● WHAT THIS TASK INVOLVES
Leave out the pictures, then reproduce the rest of the material exactly.

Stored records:
=-=-=
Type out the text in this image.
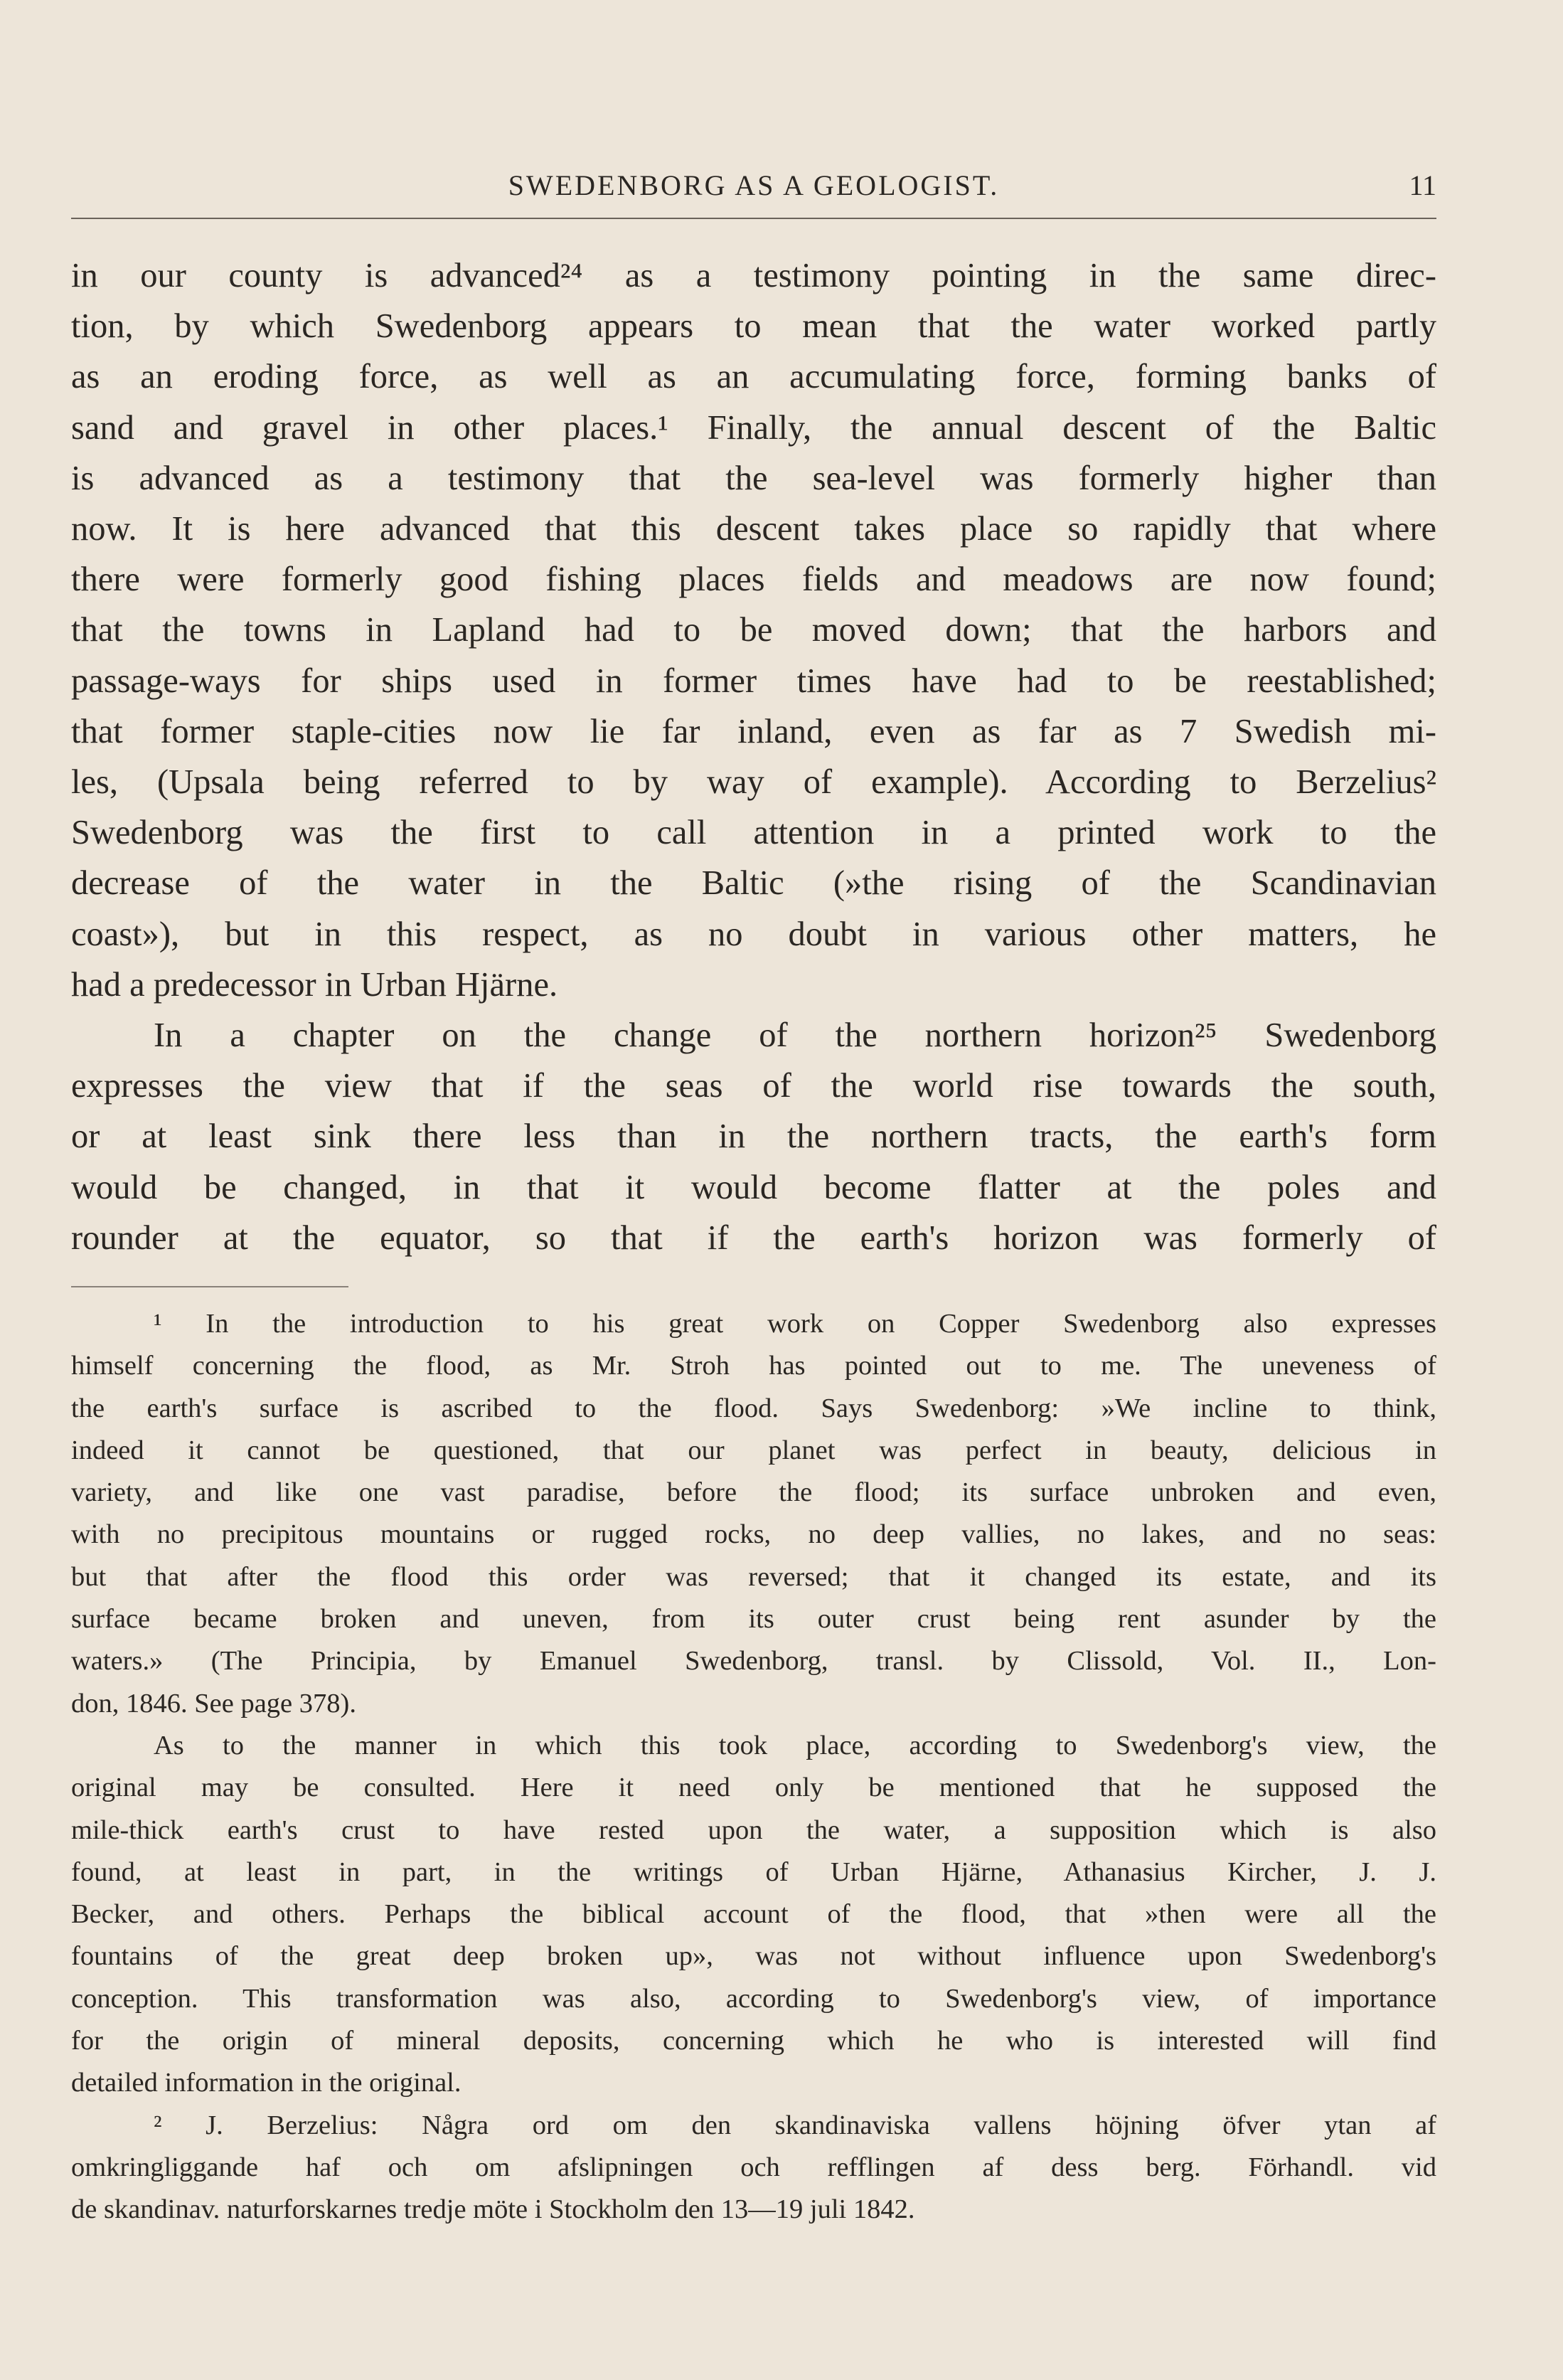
SWEDENBORG AS A GEOLOGIST.	11

in our county is advanced²⁴ as a testimony pointing in the same direc-

tion, by which Swedenborg appears to mean that the water worked partly

as an eroding force, as well as an accumulating force, forming banks of

sand and gravel in other places.¹ Finally, the annual descent of the Baltic

is advanced as a testimony that the sea-level was formerly higher than

now. It is here advanced that this descent takes place so rapidly that where

there were formerly good fishing places fields and meadows are now found;

that the towns in Lapland had to be moved down; that the harbors and

passage-ways for ships used in former times have had to be reestablished;

that former staple-cities now lie far inland, even as far as 7 Swedish mi-

les, (Upsala being referred to by way of example). According to Berzelius²

Swedenborg was the first to call attention in a printed work to the

decrease of the water in the Baltic (»the rising of the Scandinavian

coast»), but in this respect, as no doubt in various other matters, he

had a predecessor in Urban Hjärne.

In a chapter on the change of the northern horizon²⁵ Swedenborg

expresses the view that if the seas of the world rise towards the south,

or at least sink there less than in the northern tracts, the earth's form

would be changed, in that it would become flatter at the poles and

rounder at the equator, so that if the earth's horizon was formerly of

¹ In the introduction to his great work on Copper Swedenborg also expresses

himself concerning the flood, as Mr. Stroh has pointed out to me. The uneveness of

the earth's surface is ascribed to the flood. Says Swedenborg: »We incline to think,

indeed it cannot be questioned, that our planet was perfect in beauty, delicious in

variety, and like one vast paradise, before the flood; its surface unbroken and even,

with no precipitous mountains or rugged rocks, no deep vallies, no lakes, and no seas:

but that after the flood this order was reversed; that it changed its estate, and its

surface became broken and uneven, from its outer crust being rent asunder by the

waters.» (The Principia, by Emanuel Swedenborg, transl. by Clissold, Vol. II., Lon-

don, 1846. See page 378).

As to the manner in which this took place, according to Swedenborg's view, the

original may be consulted. Here it need only be mentioned that he supposed the

mile-thick earth's crust to have rested upon the water, a supposition which is also

found, at least in part, in the writings of Urban Hjärne, Athanasius Kircher, J. J.

Becker, and others. Perhaps the biblical account of the flood, that »then were all the

fountains of the great deep broken up», was not without influence upon Swedenborg's

conception. This transformation was also, according to Swedenborg's view, of importance

for the origin of mineral deposits, concerning which he who is interested will find

detailed information in the original.

² J. Berzelius: Några ord om den skandinaviska vallens höjning öfver ytan af

omkringliggande haf och om afslipningen och refflingen af dess berg. Förhandl. vid

de skandinav. naturforskarnes tredje möte i Stockholm den 13—19 juli 1842.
=-=-=
● EXERCISE SOLUTION
Type out the text in this image.
SWEDENBORG AS A GEOLOGIST.	11

in our county is advanced²⁴ as a testimony pointing in the same direc-

tion, by which Swedenborg appears to mean that the water worked partly

as an eroding force, as well as an accumulating force, forming banks of

sand and gravel in other places.¹ Finally, the annual descent of the Baltic

is advanced as a testimony that the sea-level was formerly higher than

now. It is here advanced that this descent takes place so rapidly that where

there were formerly good fishing places fields and meadows are now found;

that the towns in Lapland had to be moved down; that the harbors and

passage-ways for ships used in former times have had to be reestablished;

that former staple-cities now lie far inland, even as far as 7 Swedish mi-

les, (Upsala being referred to by way of example). According to Berzelius²

Swedenborg was the first to call attention in a printed work to the

decrease of the water in the Baltic (»the rising of the Scandinavian

coast»), but in this respect, as no doubt in various other matters, he

had a predecessor in Urban Hjärne.

In a chapter on the change of the northern horizon²⁵ Swedenborg

expresses the view that if the seas of the world rise towards the south,

or at least sink there less than in the northern tracts, the earth's form

would be changed, in that it would become flatter at the poles and

rounder at the equator, so that if the earth's horizon was formerly of

¹ In the introduction to his great work on Copper Swedenborg also expresses

himself concerning the flood, as Mr. Stroh has pointed out to me. The uneveness of

the earth's surface is ascribed to the flood. Says Swedenborg: »We incline to think,

indeed it cannot be questioned, that our planet was perfect in beauty, delicious in

variety, and like one vast paradise, before the flood; its surface unbroken and even,

with no precipitous mountains or rugged rocks, no deep vallies, no lakes, and no seas:

but that after the flood this order was reversed; that it changed its estate, and its

surface became broken and uneven, from its outer crust being rent asunder by the

waters.» (The Principia, by Emanuel Swedenborg, transl. by Clissold, Vol. II., Lon-

don, 1846. See page 378).

As to the manner in which this took place, according to Swedenborg's view, the

original may be consulted. Here it need only be mentioned that he supposed the

mile-thick earth's crust to have rested upon the water, a supposition which is also

found, at least in part, in the writings of Urban Hjärne, Athanasius Kircher, J. J.

Becker, and others. Perhaps the biblical account of the flood, that »then were all the

fountains of the great deep broken up», was not without influence upon Swedenborg's

conception. This transformation was also, according to Swedenborg's view, of importance

for the origin of mineral deposits, concerning which he who is interested will find

detailed information in the original.

² J. Berzelius: Några ord om den skandinaviska vallens höjning öfver ytan af

omkringliggande haf och om afslipningen och refflingen af dess berg. Förhandl. vid

de skandinav. naturforskarnes tredje möte i Stockholm den 13—19 juli 1842.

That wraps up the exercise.